↓
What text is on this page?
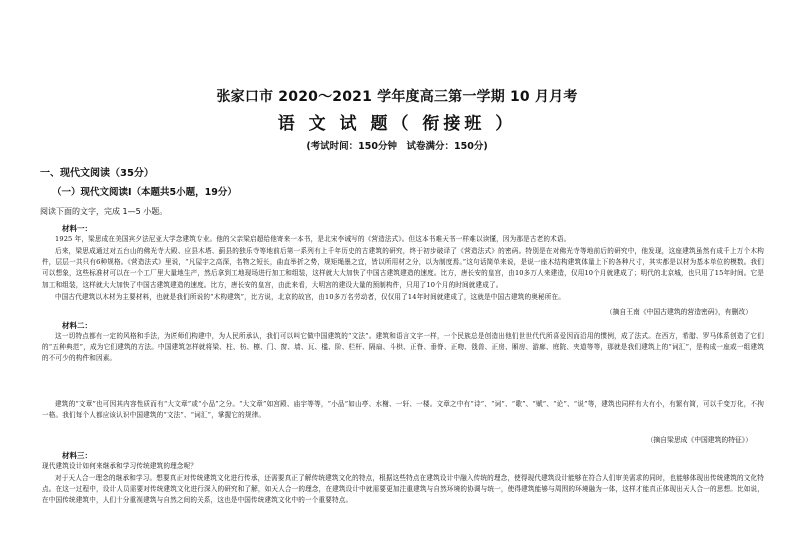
张家口市 2020～2021 学年度高三第一学期 10 月月考
语 文 试 题（ 衔接班 ）
(考试时间：150分钟　试卷满分：150分)
一、现代文阅读（35分）
（一）现代文阅读Ⅰ（本题共5小题，19分）
阅读下面的文字，完成 1—5 小题。
材料一：
1925 年，梁思成在美国宾夕法尼亚大学念建筑专业。他的父亲梁启超给他寄来一本书，是北宋李诫写的《营造法式》。但这本书难天书一样难以读懂，因为那是古老的术语。
后来，梁思成通过对五台山的佛光寺大殿、应县木塔、蓟县的独乐寺等地前后第一系列有上千年历史的古建筑的研究，终于初步破译了《营造法式》的密码。特别是在对佛光寺等地前后的研究中，他发现，这座建筑虽然有成千上万个木构件，层层一共只有6种规格。《营造法式》里说，“凡屋宇之高深，名物之短长，曲直举折之势，规矩绳墨之宜，皆以所用材之分，以为制度焉。”这句话简单来说，是说一座木结构建筑体量上下的各种尺寸，其实都是以材为基本单位的模数。我们可以想象，这些标准材可以在一个工厂里大量地生产，然后拿到工地现场进行加工和组装，这样就大大加快了中国古建筑建造的速度。比方，唐长安的皇宫，由10多万人来建造，仅用10个月就建成了；明代的北京城，也只用了15年时间。它是
加工和组装，这样就大大加快了中国古建筑建造的速度。比方，唐长安的皇宫，由此来看，大明宫的建设大量的预制构件，只用了10个月的时间就建成了。
中国古代建筑以木材为主要材料，也就是我们所说的“木构建筑”，比方说，北京的故宫，由10多万名劳动者，仅仅用了14年时间就建成了，这就是中国古建筑的奥秘所在。
（摘自王南《中国古建筑的营造密码》，有删改）
材料二：
这一切特点都有一定的风格和手法，为匠师们构建中，为人民所承认，我们可以叫它做中国建筑的“文法”。建筑和语言文字一样，一个民族总是创造出他们世世代代所喜爱因而沿用的惯例，成了法式。在西方，希腊、罗马体系创造了它们的“五种典范”，成为它们建筑的方法。中国建筑怎样就将梁、柱、枋、檩、门、窗、墙、瓦、槛、阶、栏杆、隔扇、斗栱、正脊、垂脊、正吻、戗兽、正房、厢房、游廊、庭院、夹道等等，那就是我们建筑上的“词汇”，是构成一座或一组建筑的不可少的构件和因素。
建筑的“文章”也可因其内容性质而有“大文章”或“小品”之分。“大文章”如宫殿、庙宇等等，“小品”如山亭、水榭、一轩、一楼。文章之中有“诗”、“词”、“歌”、“赋”、“论”、“说”等，建筑也同样有大有小，有繁有简，可以千变万化，不拘一格。我们每个人都应该认识中国建筑的“文法”、“词汇”，掌握它的规律。
（摘自梁思成《中国建筑的特征》）
材料三：
现代建筑设计如何来继承和学习传统建筑的理念呢？
对于天人合一理念的继承和学习。想要真正对传统建筑文化进行传承，还需要真正了解传统建筑文化的特点，根据这些特点在建筑设计中融入传统的理念，使得现代建筑设计能够在符合人们审美需求的同时，也能够体现出传统建筑的文化特点。在这一过程中，设计人员需要对传统建筑文化进行深入的研究和了解，如天人合一的理念，在建筑设计中就需要更加注重建筑与自然环境的协调与统一，使得建筑能够与周围的环境融为一体，这样才能真正体现出天人合一的思想。比如说，在中国传统建筑中，人们十分重视建筑与自然之间的关系，这也是中国传统建筑文化中的一个重要特点。
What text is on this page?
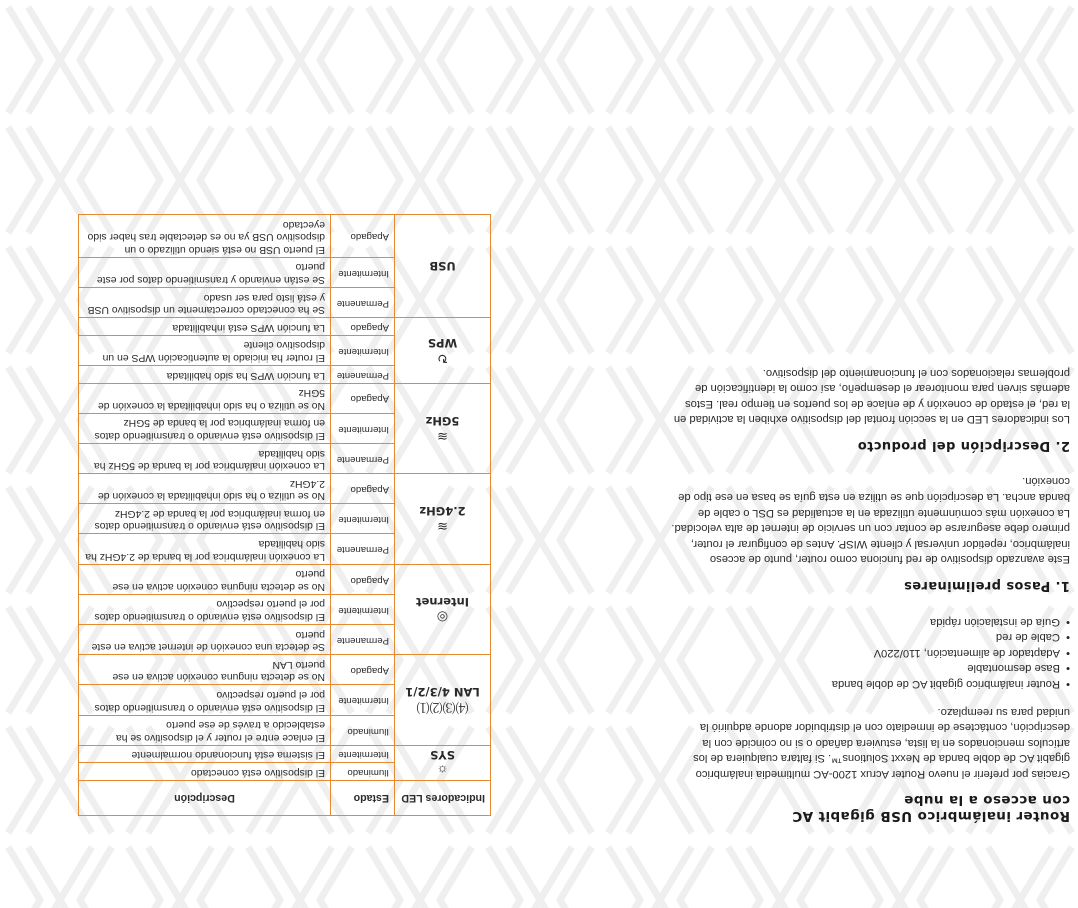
Router inalámbrico USB gigabit AC
con acceso a la nube

Gracias por preferir el nuevo Router Acrux 1200-AC multimedia inalámbrico gigabit AC de doble banda de Nexxt Solutions™. Si faltara cualquiera de los artículos mencionados en la lista, estuviera dañado o si no coincide con la descripción, contáctese de inmediato con el distribuidor adonde adquirió la unidad para su reemplazo.

• Router inalámbrico gigabit AC de doble banda
• Base desmontable
• Adaptador de alimentación, 110/220V
• Cable de red
• Guía de instalación rápida
1. Pasos preliminares

Este avanzado dispositivo de red funciona como router, punto de acceso inalámbrico, repetidor universal y cliente WISP. Antes de configurar el router, primero debe asegurarse de contar con un servicio de internet de alta velocidad. La conexión más comúnmente utilizada en la actualidad es DSL o cable de banda ancha. La descripción que se utiliza en esta guía se basa en ese tipo de conexión.

2. Descripción del producto

Los indicadores LED en la sección frontal del dispositivo exhiben la actividad en la red, el estado de conexión y de enlace de los puertos en tiempo real. Estos además sirven para monitorear el desempeño, así como la identificación de problemas relacionados con el funcionamiento del dispositivo.

Indicadores LED	Estado	Descripción

☼
SYS	Iluminado	El dispositivo está conectado
	Intermitente	El sistema está funcionando normalmente

⑷⑶⑵⑴
LAN 4/3/2/1	Iluminado	El enlace entre el router y el dispositivo se ha establecido a través de ese puerto
	Intermitente	El dispositivo está enviando o transmitiendo datos por el puerto respectivo
	Apagado	No se detecta ninguna conexión activa en ese puerto LAN

◎
Internet	Permanente	Se detecta una conexión de internet activa en este puerto
	Intermitente	El dispositivo está enviando o transmitiendo datos por el puerto respectivo
	Apagado	No se detecta ninguna conexión activa en ese puerto

≋
2.4GHz	Permanente	La conexión inalámbrica por la banda de 2.4GHz ha sido habilitada
	Intermitente	El dispositivo está enviando o transmitiendo datos en forma inalámbrica por la banda de 2.4GHz
	Apagado	No se utiliza o ha sido inhabilitada la conexión de 2.4GHz

≋
5GHz	Permanente	La conexión inalámbrica por la banda de 5GHz ha sido habilitada
	Intermitente	El dispositivo está enviando o transmitiendo datos en forma inalámbrica por la banda de 5GHz
	Apagado	No se utiliza o ha sido inhabilitada la conexión de 5GHz

↻
WPS	Permanente	La función WPS ha sido habilitada
	Intermitente	El router ha iniciado la autenticación WPS en un dispositivo cliente
	Apagado	La función WPS está inhabilitada

USB	Permanente	Se ha conectado correctamente un dispositivo USB y está listo para ser usado
	Intermitente	Se están enviando y transmitiendo datos por este puerto
	Apagado	El puerto USB no está siendo utilizado o un dispositivo USB ya no es detectable tras haber sido eyectado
↑
EXERCISE DESCRIPTION – Make an exact copy of the data, leaving its pictures out.

ANSWER TO THE PROBLEM –
What text is on this page?
张家口市 2020～2021 学年度高三第一学期 10 月月考
语 文 试 题（ 衔接班 ）
(考试时间：150分钟　试卷满分：150分)
一、现代文阅读（35分）
（一）现代文阅读Ⅰ（本题共5小题，19分）
阅读下面的文字，完成 1—5 小题。
材料一：
1925 年，梁思成在美国宾夕法尼亚大学念建筑专业。他的父亲梁启超给他寄来一本书，是北宋李诫写的《营造法式》。但这本书难天书一样难以读懂，因为那是古老的术语。
后来，梁思成通过对五台山的佛光寺大殿、应县木塔、蓟县的独乐寺等地前后第一系列有上千年历史的古建筑的研究，终于初步破译了《营造法式》的密码。特别是在对佛光寺等地前后的研究中，他发现，这座建筑虽然有成千上万个木构件，层层一共只有6种规格。《营造法式》里说，“凡屋宇之高深，名物之短长，曲直举折之势，规矩绳墨之宜，皆以所用材之分，以为制度焉。”这句话简单来说，是说一座木结构建筑体量上下的各种尺寸，其实都是以材为基本单位的模数。我们可以想象，这些标准材可以在一个工厂里大量地生产，然后拿到工地现场进行加工和组装，这样就大大加快了中国古建筑建造的速度。比方，唐长安的皇宫，由10多万人来建造，仅用10个月就建成了；明代的北京城，也只用了15年时间。它是
加工和组装，这样就大大加快了中国古建筑建造的速度。比方，唐长安的皇宫，由此来看，大明宫的建设大量的预制构件，只用了10个月的时间就建成了。
中国古代建筑以木材为主要材料，也就是我们所说的“木构建筑”，比方说，北京的故宫，由10多万名劳动者，仅仅用了14年时间就建成了，这就是中国古建筑的奥秘所在。
（摘自王南《中国古建筑的营造密码》，有删改）
材料二：
这一切特点都有一定的风格和手法，为匠师们构建中，为人民所承认，我们可以叫它做中国建筑的“文法”。建筑和语言文字一样，一个民族总是创造出他们世世代代所喜爱因而沿用的惯例，成了法式。在西方，希腊、罗马体系创造了它们的“五种典范”，成为它们建筑的方法。中国建筑怎样就将梁、柱、枋、檩、门、窗、墙、瓦、槛、阶、栏杆、隔扇、斗栱、正脊、垂脊、正吻、戗兽、正房、厢房、游廊、庭院、夹道等等，那就是我们建筑上的“词汇”，是构成一座或一组建筑的不可少的构件和因素。
建筑的“文章”也可因其内容性质而有“大文章”或“小品”之分。“大文章”如宫殿、庙宇等等，“小品”如山亭、水榭、一轩、一楼。文章之中有“诗”、“词”、“歌”、“赋”、“论”、“说”等，建筑也同样有大有小，有繁有简，可以千变万化，不拘一格。我们每个人都应该认识中国建筑的“文法”、“词汇”，掌握它的规律。
（摘自梁思成《中国建筑的特征》）
材料三：
现代建筑设计如何来继承和学习传统建筑的理念呢？
对于天人合一理念的继承和学习。想要真正对传统建筑文化进行传承，还需要真正了解传统建筑文化的特点，根据这些特点在建筑设计中融入传统的理念，使得现代建筑设计能够在符合人们审美需求的同时，也能够体现出传统建筑的文化特点。在这一过程中，设计人员需要对传统建筑文化进行深入的研究和了解，如天人合一的理念，在建筑设计中就需要更加注重建筑与自然环境的协调与统一，使得建筑能够与周围的环境融为一体，这样才能真正体现出天人合一的思想。比如说，在中国传统建筑中，人们十分重视建筑与自然之间的关系，这也是中国传统建筑文化中的一个重要特点。
What text is on this page?
Router inalámbrico USB gigabit AC
con acceso a la nube

Gracias por preferir el nuevo Router Acrux 1200-AC multimedia inalámbrico gigabit AC de doble banda de Nexxt Solutions™. Si faltara cualquiera de los artículos mencionados en la lista, estuviera dañado o si no coincide con la descripción, contáctese de inmediato con el distribuidor adonde adquirió la unidad para su reemplazo.

• Router inalámbrico gigabit AC de doble banda
• Base desmontable
• Adaptador de alimentación, 110/220V
• Cable de red
• Guía de instalación rápida
1. Pasos preliminares

Este avanzado dispositivo de red funciona como router, punto de acceso inalámbrico, repetidor universal y cliente WISP. Antes de configurar el router, primero debe asegurarse de contar con un servicio de internet de alta velocidad. La conexión más comúnmente utilizada en la actualidad es DSL o cable de banda ancha. La descripción que se utiliza en esta guía se basa en ese tipo de conexión.

2. Descripción del producto

Los indicadores LED en la sección frontal del dispositivo exhiben la actividad en la red, el estado de conexión y de enlace de los puertos en tiempo real. Estos además sirven para monitorear el desempeño, así como la identificación de problemas relacionados con el funcionamiento del dispositivo.

Indicadores LED	Estado	Descripción

☼
SYS	Iluminado	El dispositivo está conectado
	Intermitente	El sistema está funcionando normalmente

⑷⑶⑵⑴
LAN 4/3/2/1	Iluminado	El enlace entre el router y el dispositivo se ha establecido a través de ese puerto
	Intermitente	El dispositivo está enviando o transmitiendo datos por el puerto respectivo
	Apagado	No se detecta ninguna conexión activa en ese puerto LAN

◎
Internet	Permanente	Se detecta una conexión de internet activa en este puerto
	Intermitente	El dispositivo está enviando o transmitiendo datos por el puerto respectivo
	Apagado	No se detecta ninguna conexión activa en ese puerto

≋
2.4GHz	Permanente	La conexión inalámbrica por la banda de 2.4GHz ha sido habilitada
	Intermitente	El dispositivo está enviando o transmitiendo datos en forma inalámbrica por la banda de 2.4GHz
	Apagado	No se utiliza o ha sido inhabilitada la conexión de 2.4GHz

≋
5GHz	Permanente	La conexión inalámbrica por la banda de 5GHz ha sido habilitada
	Intermitente	El dispositivo está enviando o transmitiendo datos en forma inalámbrica por la banda de 5GHz
	Apagado	No se utiliza o ha sido inhabilitada la conexión de 5GHz

↻
WPS	Permanente	La función WPS ha sido habilitada
	Intermitente	El router ha iniciado la autenticación WPS en un dispositivo cliente
	Apagado	La función WPS está inhabilitada

USB	Permanente	Se ha conectado correctamente un dispositivo USB y está listo para ser usado
	Intermitente	Se están enviando y transmitiendo datos por este puerto
	Apagado	El puerto USB no está siendo utilizado o un dispositivo USB ya no es detectable tras haber sido eyectado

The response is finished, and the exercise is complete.